| What is needed |
Show every line below where "balls" can be found.

| Data for this exercise |
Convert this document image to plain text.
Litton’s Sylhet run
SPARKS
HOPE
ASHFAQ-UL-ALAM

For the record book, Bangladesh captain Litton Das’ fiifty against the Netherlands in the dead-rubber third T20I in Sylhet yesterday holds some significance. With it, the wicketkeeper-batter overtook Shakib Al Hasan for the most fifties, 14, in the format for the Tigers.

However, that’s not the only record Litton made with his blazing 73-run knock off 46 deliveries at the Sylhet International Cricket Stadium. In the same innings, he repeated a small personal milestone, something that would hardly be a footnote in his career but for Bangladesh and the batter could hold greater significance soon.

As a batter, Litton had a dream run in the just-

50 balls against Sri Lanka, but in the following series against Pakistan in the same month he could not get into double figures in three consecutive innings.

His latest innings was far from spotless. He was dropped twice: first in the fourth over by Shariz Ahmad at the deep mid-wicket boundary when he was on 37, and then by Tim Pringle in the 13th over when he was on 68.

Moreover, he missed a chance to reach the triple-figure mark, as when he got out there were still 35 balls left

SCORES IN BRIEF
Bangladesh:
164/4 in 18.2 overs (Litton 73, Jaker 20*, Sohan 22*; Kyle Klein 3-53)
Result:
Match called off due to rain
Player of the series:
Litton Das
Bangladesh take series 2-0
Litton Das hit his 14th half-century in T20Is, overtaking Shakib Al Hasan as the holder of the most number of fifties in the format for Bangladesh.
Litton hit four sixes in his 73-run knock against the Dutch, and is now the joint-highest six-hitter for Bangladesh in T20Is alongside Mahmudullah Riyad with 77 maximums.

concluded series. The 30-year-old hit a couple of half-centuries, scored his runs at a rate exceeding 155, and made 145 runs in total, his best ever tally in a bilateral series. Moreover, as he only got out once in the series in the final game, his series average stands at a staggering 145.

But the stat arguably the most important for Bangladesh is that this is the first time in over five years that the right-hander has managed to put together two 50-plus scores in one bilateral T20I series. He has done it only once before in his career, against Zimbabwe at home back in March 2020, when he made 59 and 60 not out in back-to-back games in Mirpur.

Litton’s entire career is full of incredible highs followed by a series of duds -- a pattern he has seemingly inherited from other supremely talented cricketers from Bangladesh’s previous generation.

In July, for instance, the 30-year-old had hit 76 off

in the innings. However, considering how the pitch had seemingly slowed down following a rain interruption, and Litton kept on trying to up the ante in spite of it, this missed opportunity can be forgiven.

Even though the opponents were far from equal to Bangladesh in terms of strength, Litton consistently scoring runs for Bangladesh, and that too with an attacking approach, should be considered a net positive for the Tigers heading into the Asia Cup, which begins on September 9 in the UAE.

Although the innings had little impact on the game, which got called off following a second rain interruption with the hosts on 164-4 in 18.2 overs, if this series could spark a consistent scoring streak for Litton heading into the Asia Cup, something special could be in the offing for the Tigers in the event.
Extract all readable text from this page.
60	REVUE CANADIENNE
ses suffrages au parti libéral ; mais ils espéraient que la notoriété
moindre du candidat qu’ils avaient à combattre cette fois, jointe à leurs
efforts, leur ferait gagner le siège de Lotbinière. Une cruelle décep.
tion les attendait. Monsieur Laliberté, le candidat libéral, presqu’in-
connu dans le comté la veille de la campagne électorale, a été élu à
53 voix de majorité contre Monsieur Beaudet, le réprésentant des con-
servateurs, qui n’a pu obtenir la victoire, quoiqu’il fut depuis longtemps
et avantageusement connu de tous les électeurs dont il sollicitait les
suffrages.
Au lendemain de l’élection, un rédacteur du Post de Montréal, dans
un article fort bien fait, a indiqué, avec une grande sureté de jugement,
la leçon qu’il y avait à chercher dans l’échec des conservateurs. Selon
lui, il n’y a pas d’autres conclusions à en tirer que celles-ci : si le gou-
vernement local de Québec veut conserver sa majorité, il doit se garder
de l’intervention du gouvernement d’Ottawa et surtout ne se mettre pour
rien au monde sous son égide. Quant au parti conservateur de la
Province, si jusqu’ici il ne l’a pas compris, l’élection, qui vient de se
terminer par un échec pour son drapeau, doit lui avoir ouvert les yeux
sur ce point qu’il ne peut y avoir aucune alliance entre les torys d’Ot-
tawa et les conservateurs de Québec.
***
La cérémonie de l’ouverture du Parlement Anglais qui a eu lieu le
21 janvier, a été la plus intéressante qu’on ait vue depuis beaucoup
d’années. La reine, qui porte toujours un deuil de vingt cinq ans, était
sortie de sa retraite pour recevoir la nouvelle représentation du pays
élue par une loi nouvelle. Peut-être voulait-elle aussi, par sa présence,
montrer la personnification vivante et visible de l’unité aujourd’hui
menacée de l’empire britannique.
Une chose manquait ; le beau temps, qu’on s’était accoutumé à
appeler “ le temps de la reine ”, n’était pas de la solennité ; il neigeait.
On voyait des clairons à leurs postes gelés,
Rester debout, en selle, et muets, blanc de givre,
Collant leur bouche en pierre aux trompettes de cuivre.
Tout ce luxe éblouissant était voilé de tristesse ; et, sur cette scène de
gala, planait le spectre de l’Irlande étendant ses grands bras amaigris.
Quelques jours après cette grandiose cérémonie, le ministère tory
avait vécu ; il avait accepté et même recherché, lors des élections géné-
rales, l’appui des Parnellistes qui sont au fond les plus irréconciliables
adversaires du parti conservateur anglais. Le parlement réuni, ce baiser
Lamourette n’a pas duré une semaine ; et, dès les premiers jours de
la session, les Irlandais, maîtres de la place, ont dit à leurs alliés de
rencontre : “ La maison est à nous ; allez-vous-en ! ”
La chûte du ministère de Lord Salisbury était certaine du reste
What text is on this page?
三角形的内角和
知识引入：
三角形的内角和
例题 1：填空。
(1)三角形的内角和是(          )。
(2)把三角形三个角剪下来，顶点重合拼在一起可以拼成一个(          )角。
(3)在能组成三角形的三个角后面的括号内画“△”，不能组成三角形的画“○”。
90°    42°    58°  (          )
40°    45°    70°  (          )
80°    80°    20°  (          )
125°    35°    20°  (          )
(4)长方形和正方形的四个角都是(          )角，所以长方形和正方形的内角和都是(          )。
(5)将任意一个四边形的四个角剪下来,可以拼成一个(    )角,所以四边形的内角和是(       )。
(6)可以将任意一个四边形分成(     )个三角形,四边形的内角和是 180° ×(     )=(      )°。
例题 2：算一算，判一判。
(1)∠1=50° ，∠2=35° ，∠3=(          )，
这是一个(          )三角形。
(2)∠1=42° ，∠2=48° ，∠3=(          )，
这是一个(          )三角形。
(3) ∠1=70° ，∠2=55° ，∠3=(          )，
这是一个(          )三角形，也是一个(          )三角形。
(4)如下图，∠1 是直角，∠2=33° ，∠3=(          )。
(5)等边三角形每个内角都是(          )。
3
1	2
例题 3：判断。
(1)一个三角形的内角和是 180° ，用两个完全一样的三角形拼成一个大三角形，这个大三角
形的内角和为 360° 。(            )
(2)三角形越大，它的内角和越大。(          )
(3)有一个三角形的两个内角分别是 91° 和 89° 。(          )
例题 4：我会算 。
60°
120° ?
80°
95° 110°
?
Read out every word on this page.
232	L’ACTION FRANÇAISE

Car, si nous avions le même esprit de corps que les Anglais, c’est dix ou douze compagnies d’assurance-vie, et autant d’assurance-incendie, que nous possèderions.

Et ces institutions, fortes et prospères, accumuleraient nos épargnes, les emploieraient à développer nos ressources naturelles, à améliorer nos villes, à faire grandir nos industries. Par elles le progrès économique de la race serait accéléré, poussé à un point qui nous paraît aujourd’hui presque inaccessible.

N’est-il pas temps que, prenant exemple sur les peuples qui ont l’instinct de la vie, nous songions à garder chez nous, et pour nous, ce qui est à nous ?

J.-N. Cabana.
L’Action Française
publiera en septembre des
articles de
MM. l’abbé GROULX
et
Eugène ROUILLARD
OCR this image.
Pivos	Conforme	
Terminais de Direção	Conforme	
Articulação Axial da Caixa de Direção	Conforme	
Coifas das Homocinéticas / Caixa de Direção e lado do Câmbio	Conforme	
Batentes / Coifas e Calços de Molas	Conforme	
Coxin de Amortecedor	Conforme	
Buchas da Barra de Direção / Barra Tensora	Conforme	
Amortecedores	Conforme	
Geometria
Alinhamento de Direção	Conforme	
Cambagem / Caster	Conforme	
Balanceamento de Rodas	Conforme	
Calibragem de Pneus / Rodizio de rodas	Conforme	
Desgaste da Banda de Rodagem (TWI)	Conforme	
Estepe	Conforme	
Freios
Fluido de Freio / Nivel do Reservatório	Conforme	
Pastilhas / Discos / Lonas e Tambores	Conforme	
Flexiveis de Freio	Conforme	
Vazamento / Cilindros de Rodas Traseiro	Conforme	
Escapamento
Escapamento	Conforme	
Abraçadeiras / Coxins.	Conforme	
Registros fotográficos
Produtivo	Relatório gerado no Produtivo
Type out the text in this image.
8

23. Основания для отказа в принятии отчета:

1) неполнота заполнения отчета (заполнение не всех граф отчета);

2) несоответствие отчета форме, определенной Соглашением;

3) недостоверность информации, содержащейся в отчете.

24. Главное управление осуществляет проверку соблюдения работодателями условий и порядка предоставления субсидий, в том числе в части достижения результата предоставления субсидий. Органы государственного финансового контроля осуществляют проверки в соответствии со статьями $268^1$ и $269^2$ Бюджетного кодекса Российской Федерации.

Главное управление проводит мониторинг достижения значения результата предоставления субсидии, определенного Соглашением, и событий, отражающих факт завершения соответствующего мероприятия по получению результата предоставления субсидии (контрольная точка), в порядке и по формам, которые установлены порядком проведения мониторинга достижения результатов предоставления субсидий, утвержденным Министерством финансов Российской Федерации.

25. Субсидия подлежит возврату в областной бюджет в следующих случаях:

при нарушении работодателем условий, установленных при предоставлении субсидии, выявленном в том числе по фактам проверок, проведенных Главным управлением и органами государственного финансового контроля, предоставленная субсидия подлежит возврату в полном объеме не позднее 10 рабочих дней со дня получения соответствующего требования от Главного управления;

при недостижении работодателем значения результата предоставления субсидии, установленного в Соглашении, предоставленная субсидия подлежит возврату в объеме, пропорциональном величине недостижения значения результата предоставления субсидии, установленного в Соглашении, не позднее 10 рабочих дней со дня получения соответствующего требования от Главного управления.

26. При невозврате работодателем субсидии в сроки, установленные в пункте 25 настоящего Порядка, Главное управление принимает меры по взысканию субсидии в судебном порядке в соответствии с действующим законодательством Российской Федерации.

| Response to this task |
50 balls against Sri Lanka, but in the following series against Pakistan in the same month he could not get into double figures in three consecutive innings.
Moreover, he missed a chance to reach the triple-figure mark, as when he got out there were still 35 balls left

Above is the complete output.